*Problem statement:* Return the records in full, exactly as given.

*Entries shown:*

========

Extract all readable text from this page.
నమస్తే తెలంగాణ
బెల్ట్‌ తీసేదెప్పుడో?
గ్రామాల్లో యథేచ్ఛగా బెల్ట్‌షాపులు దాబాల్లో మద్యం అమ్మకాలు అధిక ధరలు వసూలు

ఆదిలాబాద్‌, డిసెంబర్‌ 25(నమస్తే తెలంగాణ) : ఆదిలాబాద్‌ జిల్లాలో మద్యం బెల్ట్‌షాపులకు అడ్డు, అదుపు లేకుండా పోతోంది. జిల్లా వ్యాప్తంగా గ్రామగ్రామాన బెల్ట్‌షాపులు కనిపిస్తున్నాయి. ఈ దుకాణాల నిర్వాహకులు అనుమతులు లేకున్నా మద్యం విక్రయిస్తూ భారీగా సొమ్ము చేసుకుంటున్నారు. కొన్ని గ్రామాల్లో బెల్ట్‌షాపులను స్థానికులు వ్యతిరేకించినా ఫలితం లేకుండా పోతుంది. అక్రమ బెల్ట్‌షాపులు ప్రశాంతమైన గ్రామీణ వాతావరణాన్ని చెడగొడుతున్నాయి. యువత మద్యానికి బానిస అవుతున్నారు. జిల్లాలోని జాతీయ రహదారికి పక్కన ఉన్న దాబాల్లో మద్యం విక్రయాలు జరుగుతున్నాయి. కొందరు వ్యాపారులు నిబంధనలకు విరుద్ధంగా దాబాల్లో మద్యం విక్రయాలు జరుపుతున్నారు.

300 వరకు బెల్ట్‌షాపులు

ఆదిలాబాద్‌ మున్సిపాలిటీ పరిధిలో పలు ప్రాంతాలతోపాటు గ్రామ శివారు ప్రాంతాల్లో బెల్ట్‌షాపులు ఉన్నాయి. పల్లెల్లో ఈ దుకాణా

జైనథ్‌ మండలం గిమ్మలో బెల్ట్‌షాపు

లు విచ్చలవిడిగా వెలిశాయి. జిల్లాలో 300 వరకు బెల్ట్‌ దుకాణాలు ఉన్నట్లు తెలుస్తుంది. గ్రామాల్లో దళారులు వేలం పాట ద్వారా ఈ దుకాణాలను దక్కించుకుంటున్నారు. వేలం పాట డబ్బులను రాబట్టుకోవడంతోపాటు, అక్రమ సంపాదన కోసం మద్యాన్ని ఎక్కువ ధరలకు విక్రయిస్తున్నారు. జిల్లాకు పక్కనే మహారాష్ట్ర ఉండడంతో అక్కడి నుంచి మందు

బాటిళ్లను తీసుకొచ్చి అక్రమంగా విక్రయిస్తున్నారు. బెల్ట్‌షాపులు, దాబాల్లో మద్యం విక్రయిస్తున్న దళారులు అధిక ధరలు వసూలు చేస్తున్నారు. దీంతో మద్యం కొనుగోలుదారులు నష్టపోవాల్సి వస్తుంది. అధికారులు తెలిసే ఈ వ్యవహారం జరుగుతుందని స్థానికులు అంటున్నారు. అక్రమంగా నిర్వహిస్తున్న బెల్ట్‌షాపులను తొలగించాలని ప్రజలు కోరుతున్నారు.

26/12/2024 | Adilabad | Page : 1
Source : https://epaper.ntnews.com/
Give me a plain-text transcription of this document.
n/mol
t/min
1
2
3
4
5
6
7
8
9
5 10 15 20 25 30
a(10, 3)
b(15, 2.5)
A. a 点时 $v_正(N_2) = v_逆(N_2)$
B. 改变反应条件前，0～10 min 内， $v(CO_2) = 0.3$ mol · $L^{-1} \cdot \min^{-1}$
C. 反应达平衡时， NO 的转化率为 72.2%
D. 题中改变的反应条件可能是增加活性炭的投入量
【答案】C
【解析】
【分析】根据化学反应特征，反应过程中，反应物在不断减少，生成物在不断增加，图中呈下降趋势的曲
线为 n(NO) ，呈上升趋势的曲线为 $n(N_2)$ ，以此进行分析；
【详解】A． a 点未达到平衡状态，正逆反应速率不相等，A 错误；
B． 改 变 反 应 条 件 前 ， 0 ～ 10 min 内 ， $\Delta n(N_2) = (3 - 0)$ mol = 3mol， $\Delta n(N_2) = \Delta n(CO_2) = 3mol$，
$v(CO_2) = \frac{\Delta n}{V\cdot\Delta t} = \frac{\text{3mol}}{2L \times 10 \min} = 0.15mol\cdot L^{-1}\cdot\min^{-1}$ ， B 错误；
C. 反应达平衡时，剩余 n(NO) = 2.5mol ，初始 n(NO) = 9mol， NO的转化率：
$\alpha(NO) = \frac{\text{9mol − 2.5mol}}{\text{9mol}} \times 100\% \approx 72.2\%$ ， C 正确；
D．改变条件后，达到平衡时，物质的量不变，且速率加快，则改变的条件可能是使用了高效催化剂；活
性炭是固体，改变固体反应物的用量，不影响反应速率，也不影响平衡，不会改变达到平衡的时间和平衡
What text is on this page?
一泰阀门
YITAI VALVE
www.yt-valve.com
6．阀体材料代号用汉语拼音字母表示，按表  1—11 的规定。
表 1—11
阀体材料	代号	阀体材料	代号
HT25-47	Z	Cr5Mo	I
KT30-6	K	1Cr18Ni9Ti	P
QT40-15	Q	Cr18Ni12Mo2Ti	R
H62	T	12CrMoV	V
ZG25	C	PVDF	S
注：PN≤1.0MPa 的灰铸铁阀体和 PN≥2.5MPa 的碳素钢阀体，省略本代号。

========

*Result below:*
Extract all readable text from this page.
నమస్తే తెలంగాణ
బెల్ట్‌ తీసేదెప్పుడో?
గ్రామాల్లో యథేచ్ఛగా బెల్ట్‌షాపులు దాబాల్లో మద్యం అమ్మకాలు అధిక ధరలు వసూలు

ఆదిలాబాద్‌, డిసెంబర్‌ 25(నమస్తే తెలంగాణ) : ఆదిలాబాద్‌ జిల్లాలో మద్యం బెల్ట్‌షాపులకు అడ్డు, అదుపు లేకుండా పోతోంది. జిల్లా వ్యాప్తంగా గ్రామగ్రామాన బెల్ట్‌షాపులు కనిపిస్తున్నాయి. ఈ దుకాణాల నిర్వాహకులు అనుమతులు లేకున్నా మద్యం విక్రయిస్తూ భారీగా సొమ్ము చేసుకుంటున్నారు. కొన్ని గ్రామాల్లో బెల్ట్‌షాపులను స్థానికులు వ్యతిరేకించినా ఫలితం లేకుండా పోతుంది. అక్రమ బెల్ట్‌షాపులు ప్రశాంతమైన గ్రామీణ వాతావరణాన్ని చెడగొడుతున్నాయి. యువత మద్యానికి బానిస అవుతున్నారు. జిల్లాలోని జాతీయ రహదారికి పక్కన ఉన్న దాబాల్లో మద్యం విక్రయాలు జరుగుతున్నాయి. కొందరు వ్యాపారులు నిబంధనలకు విరుద్ధంగా దాబాల్లో మద్యం విక్రయాలు జరుపుతున్నారు.

300 వరకు బెల్ట్‌షాపులు

ఆదిలాబాద్‌ మున్సిపాలిటీ పరిధిలో పలు ప్రాంతాలతోపాటు గ్రామ శివారు ప్రాంతాల్లో బెల్ట్‌షాపులు ఉన్నాయి. పల్లెల్లో ఈ దుకాణా

జైనథ్‌ మండలం గిమ్మలో బెల్ట్‌షాపు

లు విచ్చలవిడిగా వెలిశాయి. జిల్లాలో 300 వరకు బెల్ట్‌ దుకాణాలు ఉన్నట్లు తెలుస్తుంది. గ్రామాల్లో దళారులు వేలం పాట ద్వారా ఈ దుకాణాలను దక్కించుకుంటున్నారు. వేలం పాట డబ్బులను రాబట్టుకోవడంతోపాటు, అక్రమ సంపాదన కోసం మద్యాన్ని ఎక్కువ ధరలకు విక్రయిస్తున్నారు. జిల్లాకు పక్కనే మహారాష్ట్ర ఉండడంతో అక్కడి నుంచి మందు

బాటిళ్లను తీసుకొచ్చి అక్రమంగా విక్రయిస్తున్నారు. బెల్ట్‌షాపులు, దాబాల్లో మద్యం విక్రయిస్తున్న దళారులు అధిక ధరలు వసూలు చేస్తున్నారు. దీంతో మద్యం కొనుగోలుదారులు నష్టపోవాల్సి వస్తుంది. అధికారులు తెలిసే ఈ వ్యవహారం జరుగుతుందని స్థానికులు అంటున్నారు. అక్రమంగా నిర్వహిస్తున్న బెల్ట్‌షాపులను తొలగించాలని ప్రజలు కోరుతున్నారు.

26/12/2024 | Adilabad | Page : 1
Source : https://epaper.ntnews.com/
Give me a plain-text transcription of this document.
n/mol
t/min
1
2
3
4
5
6
7
8
9
5 10 15 20 25 30
a(10, 3)
b(15, 2.5)
A. a 点时 $v_正(N_2) = v_逆(N_2)$
B. 改变反应条件前，0～10 min 内， $v(CO_2) = 0.3$ mol · $L^{-1} \cdot \min^{-1}$
C. 反应达平衡时， NO 的转化率为 72.2%
D. 题中改变的反应条件可能是增加活性炭的投入量
【答案】C
【解析】
【分析】根据化学反应特征，反应过程中，反应物在不断减少，生成物在不断增加，图中呈下降趋势的曲
线为 n(NO) ，呈上升趋势的曲线为 $n(N_2)$ ，以此进行分析；
【详解】A． a 点未达到平衡状态，正逆反应速率不相等，A 错误；
B． 改 变 反 应 条 件 前 ， 0 ～ 10 min 内 ， $\Delta n(N_2) = (3 - 0)$ mol = 3mol， $\Delta n(N_2) = \Delta n(CO_2) = 3mol$，
$v(CO_2) = \frac{\Delta n}{V\cdot\Delta t} = \frac{\text{3mol}}{2L \times 10 \min} = 0.15mol\cdot L^{-1}\cdot\min^{-1}$ ， B 错误；
C. 反应达平衡时，剩余 n(NO) = 2.5mol ，初始 n(NO) = 9mol， NO的转化率：
$\alpha(NO) = \frac{\text{9mol − 2.5mol}}{\text{9mol}} \times 100\% \approx 72.2\%$ ， C 正确；
D．改变条件后，达到平衡时，物质的量不变，且速率加快，则改变的条件可能是使用了高效催化剂；活
性炭是固体，改变固体反应物的用量，不影响反应速率，也不影响平衡，不会改变达到平衡的时间和平衡
What text is on this page?
一泰阀门
YITAI VALVE
www.yt-valve.com
6．阀体材料代号用汉语拼音字母表示，按表  1—11 的规定。
表 1—11
阀体材料	代号	阀体材料	代号
HT25-47	Z	Cr5Mo	I
KT30-6	K	1Cr18Ni9Ti	P
QT40-15	Q	Cr18Ni12Mo2Ti	R
H62	T	12CrMoV	V
ZG25	C	PVDF	S
注：PN≤1.0MPa 的灰铸铁阀体和 PN≥2.5MPa 的碳素钢阀体，省略本代号。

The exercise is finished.